EXERCISE REQUIREMENTS: Which lines hold the word "JSON"? Show each of them.

[Extracted data entries]
--*--
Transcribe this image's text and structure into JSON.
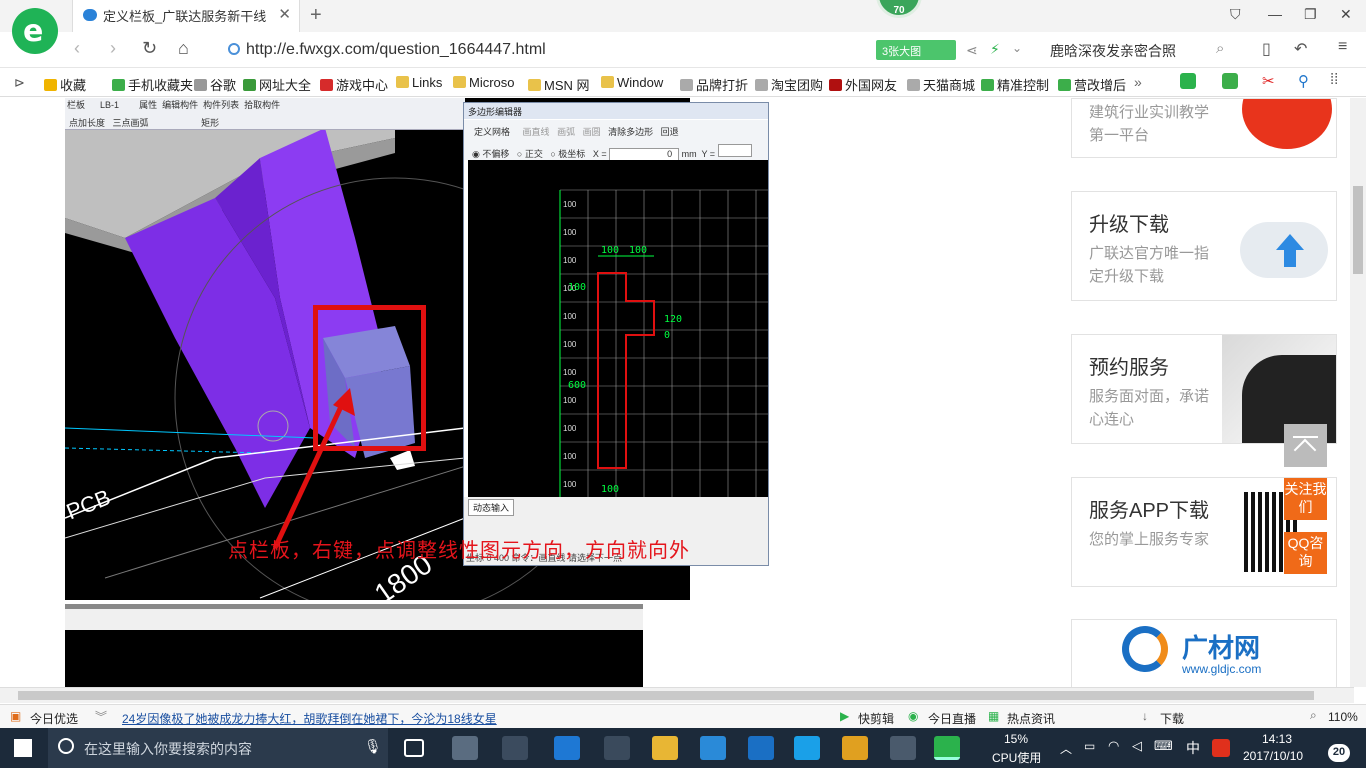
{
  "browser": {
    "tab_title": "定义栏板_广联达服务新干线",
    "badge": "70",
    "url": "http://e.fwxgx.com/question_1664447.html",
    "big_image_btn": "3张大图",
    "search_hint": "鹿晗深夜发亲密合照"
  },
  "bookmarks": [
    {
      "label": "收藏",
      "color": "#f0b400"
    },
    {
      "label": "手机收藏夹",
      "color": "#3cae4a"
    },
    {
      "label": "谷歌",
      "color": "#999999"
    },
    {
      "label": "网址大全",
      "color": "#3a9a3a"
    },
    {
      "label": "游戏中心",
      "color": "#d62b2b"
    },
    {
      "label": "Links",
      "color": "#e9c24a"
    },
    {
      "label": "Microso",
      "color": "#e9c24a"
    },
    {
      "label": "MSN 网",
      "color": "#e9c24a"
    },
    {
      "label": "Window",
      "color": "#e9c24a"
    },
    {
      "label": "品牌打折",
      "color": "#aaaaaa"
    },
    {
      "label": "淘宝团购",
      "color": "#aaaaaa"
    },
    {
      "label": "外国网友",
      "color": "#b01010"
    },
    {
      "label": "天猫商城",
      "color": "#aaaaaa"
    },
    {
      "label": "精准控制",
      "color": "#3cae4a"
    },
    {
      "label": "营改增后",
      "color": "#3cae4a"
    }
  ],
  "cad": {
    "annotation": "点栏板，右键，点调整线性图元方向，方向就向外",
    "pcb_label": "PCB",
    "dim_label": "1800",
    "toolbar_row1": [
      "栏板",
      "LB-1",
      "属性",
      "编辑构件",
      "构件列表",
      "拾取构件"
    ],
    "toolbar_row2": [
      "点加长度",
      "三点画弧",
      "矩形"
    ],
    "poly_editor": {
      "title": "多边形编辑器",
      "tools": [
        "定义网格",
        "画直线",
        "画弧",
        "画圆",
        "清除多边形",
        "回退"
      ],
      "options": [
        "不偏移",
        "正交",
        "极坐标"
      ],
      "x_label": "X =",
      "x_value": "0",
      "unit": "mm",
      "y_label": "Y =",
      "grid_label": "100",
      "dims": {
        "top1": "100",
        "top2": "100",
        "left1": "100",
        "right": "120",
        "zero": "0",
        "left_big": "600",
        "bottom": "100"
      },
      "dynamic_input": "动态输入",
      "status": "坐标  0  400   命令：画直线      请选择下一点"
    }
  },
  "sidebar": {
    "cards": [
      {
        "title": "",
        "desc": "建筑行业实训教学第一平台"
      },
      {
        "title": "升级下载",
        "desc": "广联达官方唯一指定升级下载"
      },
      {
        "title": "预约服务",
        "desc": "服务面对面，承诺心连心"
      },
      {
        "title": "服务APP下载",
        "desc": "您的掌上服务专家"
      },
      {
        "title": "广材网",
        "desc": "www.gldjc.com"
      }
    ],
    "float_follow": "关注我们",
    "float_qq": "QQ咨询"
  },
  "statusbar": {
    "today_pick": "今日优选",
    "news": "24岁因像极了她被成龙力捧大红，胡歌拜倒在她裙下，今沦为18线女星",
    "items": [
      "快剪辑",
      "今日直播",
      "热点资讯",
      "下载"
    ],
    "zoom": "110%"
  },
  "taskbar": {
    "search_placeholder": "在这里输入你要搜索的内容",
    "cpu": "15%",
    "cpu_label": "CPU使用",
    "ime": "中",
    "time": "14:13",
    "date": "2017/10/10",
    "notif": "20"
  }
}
--*--
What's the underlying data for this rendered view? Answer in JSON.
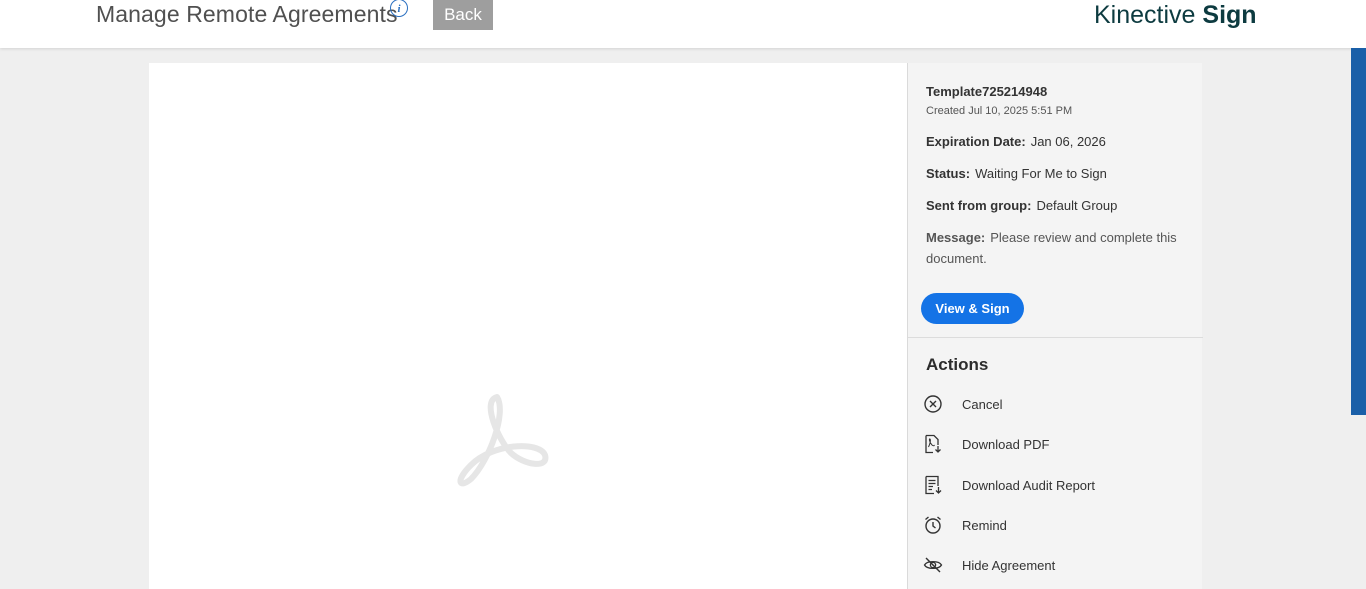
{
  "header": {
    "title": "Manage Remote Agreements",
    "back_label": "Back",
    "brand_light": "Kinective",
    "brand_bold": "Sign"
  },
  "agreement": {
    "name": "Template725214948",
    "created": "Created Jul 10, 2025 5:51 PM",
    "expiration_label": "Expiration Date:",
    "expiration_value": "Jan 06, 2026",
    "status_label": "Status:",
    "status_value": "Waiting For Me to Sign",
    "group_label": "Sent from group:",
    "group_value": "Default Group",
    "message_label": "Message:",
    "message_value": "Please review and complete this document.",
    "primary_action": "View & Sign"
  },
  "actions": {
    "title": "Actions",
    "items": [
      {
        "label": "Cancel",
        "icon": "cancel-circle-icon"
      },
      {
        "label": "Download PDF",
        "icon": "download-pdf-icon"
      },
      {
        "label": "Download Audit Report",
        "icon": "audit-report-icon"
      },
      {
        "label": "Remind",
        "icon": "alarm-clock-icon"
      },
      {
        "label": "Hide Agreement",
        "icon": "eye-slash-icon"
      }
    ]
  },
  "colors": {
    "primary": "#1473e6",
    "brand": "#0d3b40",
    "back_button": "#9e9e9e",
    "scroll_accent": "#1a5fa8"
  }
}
--*--
RESULT OF THE EXERCISE:
Transcribe this image's text and structure into JSON.
What's the underlying data for this rendered view? Answer in JSON.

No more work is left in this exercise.